◆ **Required work**: Leaving out the pictures, retype all the material exactly.

** Begin Input for this task **

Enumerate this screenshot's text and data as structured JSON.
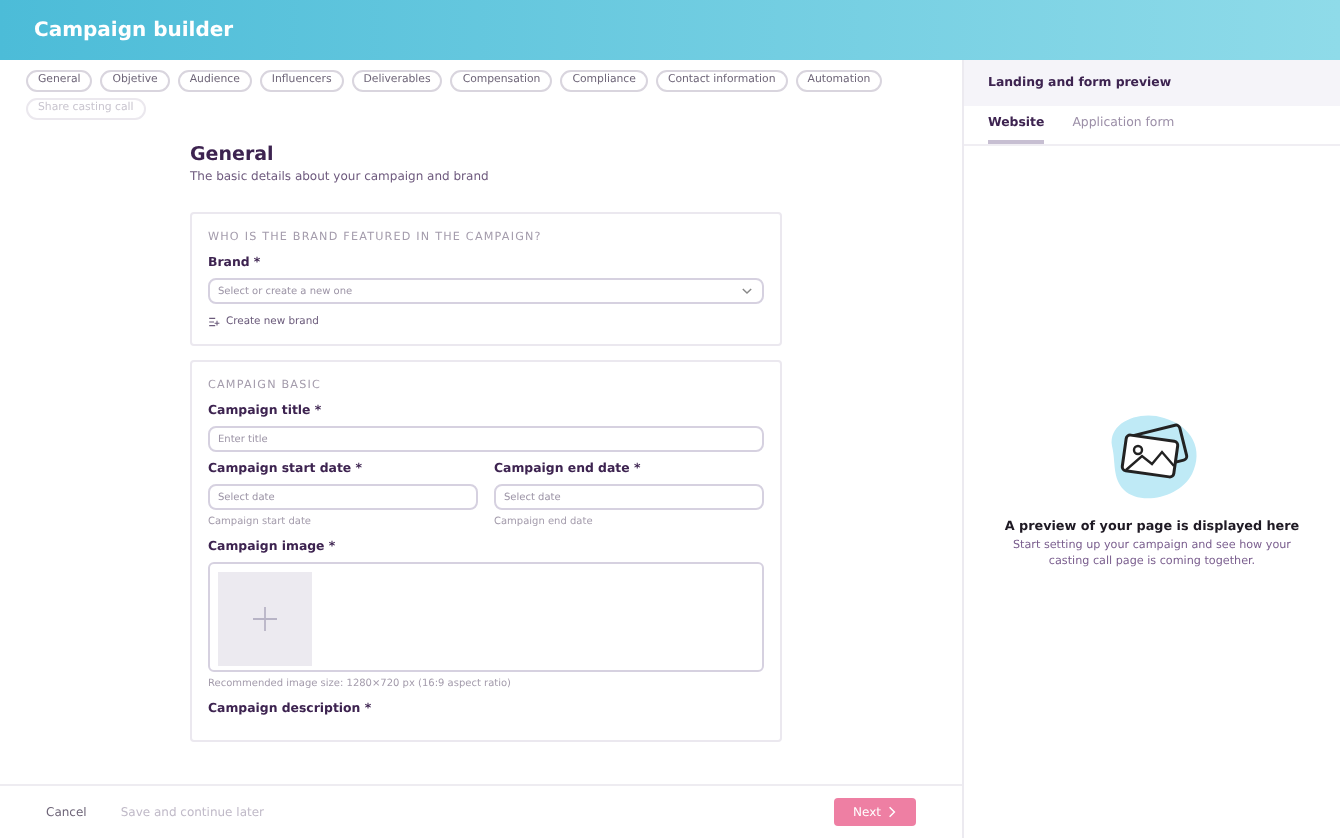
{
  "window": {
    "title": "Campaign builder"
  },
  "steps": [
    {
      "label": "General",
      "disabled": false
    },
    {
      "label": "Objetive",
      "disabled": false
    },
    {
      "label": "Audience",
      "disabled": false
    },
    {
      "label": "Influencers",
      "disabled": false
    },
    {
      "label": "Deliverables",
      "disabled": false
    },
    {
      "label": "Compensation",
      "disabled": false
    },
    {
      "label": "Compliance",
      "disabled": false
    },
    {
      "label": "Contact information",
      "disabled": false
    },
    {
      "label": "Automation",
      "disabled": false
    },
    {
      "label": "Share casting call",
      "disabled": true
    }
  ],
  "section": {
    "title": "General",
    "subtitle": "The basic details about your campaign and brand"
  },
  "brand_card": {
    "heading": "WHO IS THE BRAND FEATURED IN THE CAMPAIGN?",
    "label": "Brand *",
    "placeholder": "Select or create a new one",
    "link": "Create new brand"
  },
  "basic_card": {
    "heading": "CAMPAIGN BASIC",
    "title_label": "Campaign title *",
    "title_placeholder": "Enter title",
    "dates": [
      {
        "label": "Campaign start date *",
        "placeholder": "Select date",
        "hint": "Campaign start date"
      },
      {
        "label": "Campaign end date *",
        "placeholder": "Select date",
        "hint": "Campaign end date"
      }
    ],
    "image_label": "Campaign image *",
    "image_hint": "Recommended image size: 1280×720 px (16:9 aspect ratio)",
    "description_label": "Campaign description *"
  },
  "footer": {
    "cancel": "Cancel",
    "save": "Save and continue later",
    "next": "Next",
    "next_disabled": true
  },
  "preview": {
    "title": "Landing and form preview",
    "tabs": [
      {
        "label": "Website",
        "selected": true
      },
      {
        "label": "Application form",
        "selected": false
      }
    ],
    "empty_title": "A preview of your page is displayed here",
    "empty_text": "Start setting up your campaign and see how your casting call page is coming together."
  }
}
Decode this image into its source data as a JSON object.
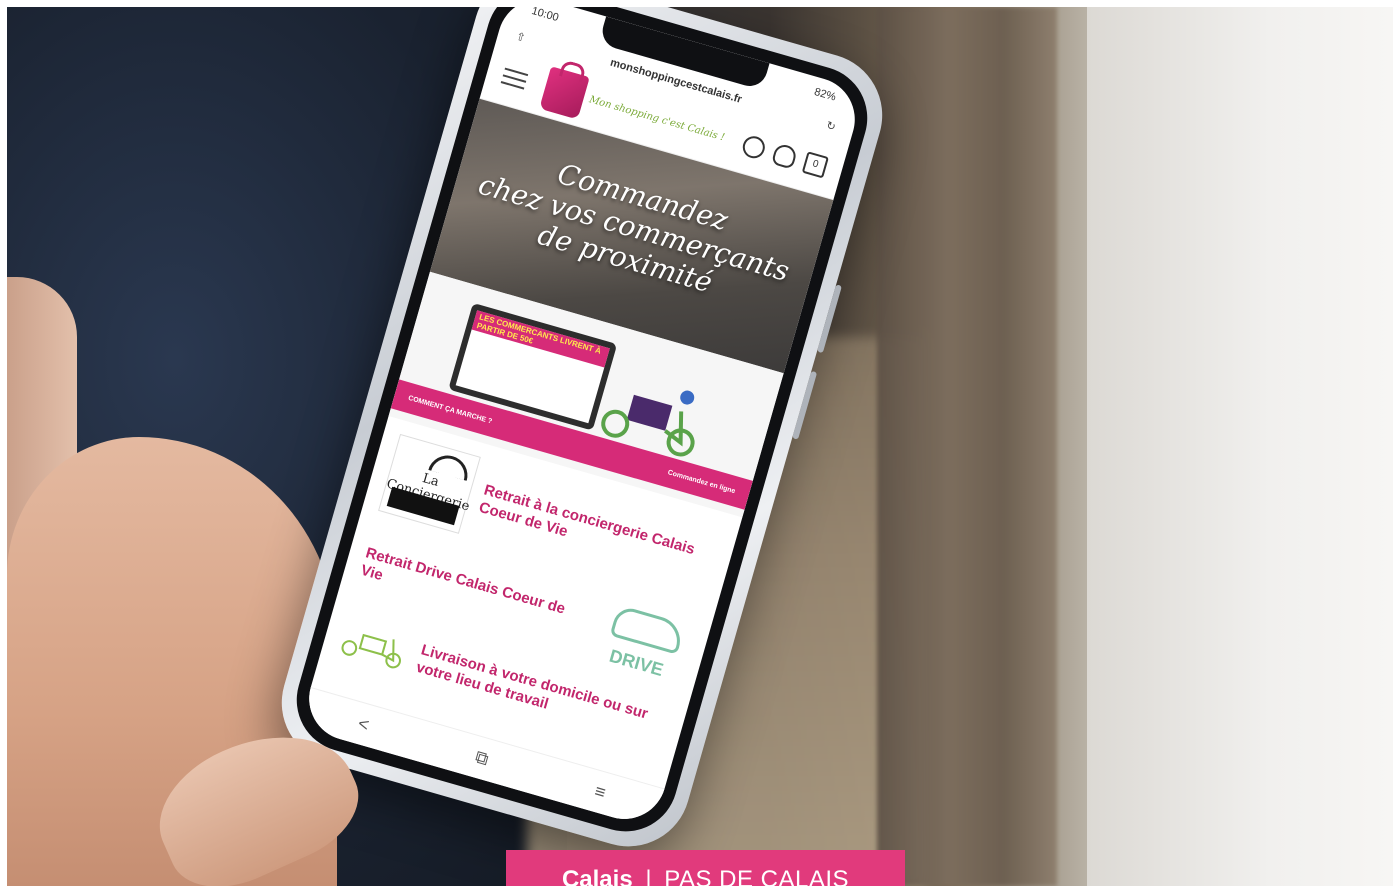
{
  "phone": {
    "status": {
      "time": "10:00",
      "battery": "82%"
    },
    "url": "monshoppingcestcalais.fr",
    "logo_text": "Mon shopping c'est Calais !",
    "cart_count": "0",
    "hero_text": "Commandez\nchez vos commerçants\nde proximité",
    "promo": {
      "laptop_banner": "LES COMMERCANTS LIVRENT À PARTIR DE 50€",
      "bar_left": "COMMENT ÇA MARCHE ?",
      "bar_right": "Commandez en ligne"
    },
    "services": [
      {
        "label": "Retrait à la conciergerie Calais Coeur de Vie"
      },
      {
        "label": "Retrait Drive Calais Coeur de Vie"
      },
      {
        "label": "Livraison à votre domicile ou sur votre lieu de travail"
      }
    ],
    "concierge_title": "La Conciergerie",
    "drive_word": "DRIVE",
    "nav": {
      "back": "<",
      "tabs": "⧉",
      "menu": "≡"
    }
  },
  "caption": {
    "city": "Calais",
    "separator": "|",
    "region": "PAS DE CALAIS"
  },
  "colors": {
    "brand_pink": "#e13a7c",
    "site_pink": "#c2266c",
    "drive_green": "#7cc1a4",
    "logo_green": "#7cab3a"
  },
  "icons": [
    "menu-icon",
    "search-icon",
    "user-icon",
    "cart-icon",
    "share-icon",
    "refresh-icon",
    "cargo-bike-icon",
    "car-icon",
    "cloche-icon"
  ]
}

** End Input for this task **

◆ **Solution to the problem**:
Enumerate this screenshot's text and data as structured JSON.
{
  "window": {
    "title": "Campaign builder"
  },
  "steps": [
    {
      "label": "General",
      "disabled": false
    },
    {
      "label": "Objetive",
      "disabled": false
    },
    {
      "label": "Audience",
      "disabled": false
    },
    {
      "label": "Influencers",
      "disabled": false
    },
    {
      "label": "Deliverables",
      "disabled": false
    },
    {
      "label": "Compensation",
      "disabled": false
    },
    {
      "label": "Compliance",
      "disabled": false
    },
    {
      "label": "Contact information",
      "disabled": false
    },
    {
      "label": "Automation",
      "disabled": false
    },
    {
      "label": "Share casting call",
      "disabled": true
    }
  ],
  "section": {
    "title": "General",
    "subtitle": "The basic details about your campaign and brand"
  },
  "brand_card": {
    "heading": "WHO IS THE BRAND FEATURED IN THE CAMPAIGN?",
    "label": "Brand *",
    "placeholder": "Select or create a new one",
    "link": "Create new brand"
  },
  "basic_card": {
    "heading": "CAMPAIGN BASIC",
    "title_label": "Campaign title *",
    "title_placeholder": "Enter title",
    "dates": [
      {
        "label": "Campaign start date *",
        "placeholder": "Select date",
        "hint": "Campaign start date"
      },
      {
        "label": "Campaign end date *",
        "placeholder": "Select date",
        "hint": "Campaign end date"
      }
    ],
    "image_label": "Campaign image *",
    "image_hint": "Recommended image size: 1280×720 px (16:9 aspect ratio)",
    "description_label": "Campaign description *"
  },
  "footer": {
    "cancel": "Cancel",
    "save": "Save and continue later",
    "next": "Next",
    "next_disabled": true
  },
  "preview": {
    "title": "Landing and form preview",
    "tabs": [
      {
        "label": "Website",
        "selected": true
      },
      {
        "label": "Application form",
        "selected": false
      }
    ],
    "empty_title": "A preview of your page is displayed here",
    "empty_text": "Start setting up your campaign and see how your casting call page is coming together."
  }
}
Decode this image into its source data as a JSON object.
{
  "phone": {
    "status": {
      "time": "10:00",
      "battery": "82%"
    },
    "url": "monshoppingcestcalais.fr",
    "logo_text": "Mon shopping c'est Calais !",
    "cart_count": "0",
    "hero_text": "Commandez\nchez vos commerçants\nde proximité",
    "promo": {
      "laptop_banner": "LES COMMERCANTS LIVRENT À PARTIR DE 50€",
      "bar_left": "COMMENT ÇA MARCHE ?",
      "bar_right": "Commandez en ligne"
    },
    "services": [
      {
        "label": "Retrait à la conciergerie Calais Coeur de Vie"
      },
      {
        "label": "Retrait Drive Calais Coeur de Vie"
      },
      {
        "label": "Livraison à votre domicile ou sur votre lieu de travail"
      }
    ],
    "concierge_title": "La Conciergerie",
    "drive_word": "DRIVE",
    "nav": {
      "back": "<",
      "tabs": "⧉",
      "menu": "≡"
    }
  },
  "caption": {
    "city": "Calais",
    "separator": "|",
    "region": "PAS DE CALAIS"
  },
  "colors": {
    "brand_pink": "#e13a7c",
    "site_pink": "#c2266c",
    "drive_green": "#7cc1a4",
    "logo_green": "#7cab3a"
  },
  "icons": [
    "menu-icon",
    "search-icon",
    "user-icon",
    "cart-icon",
    "share-icon",
    "refresh-icon",
    "cargo-bike-icon",
    "car-icon",
    "cloche-icon"
  ]
}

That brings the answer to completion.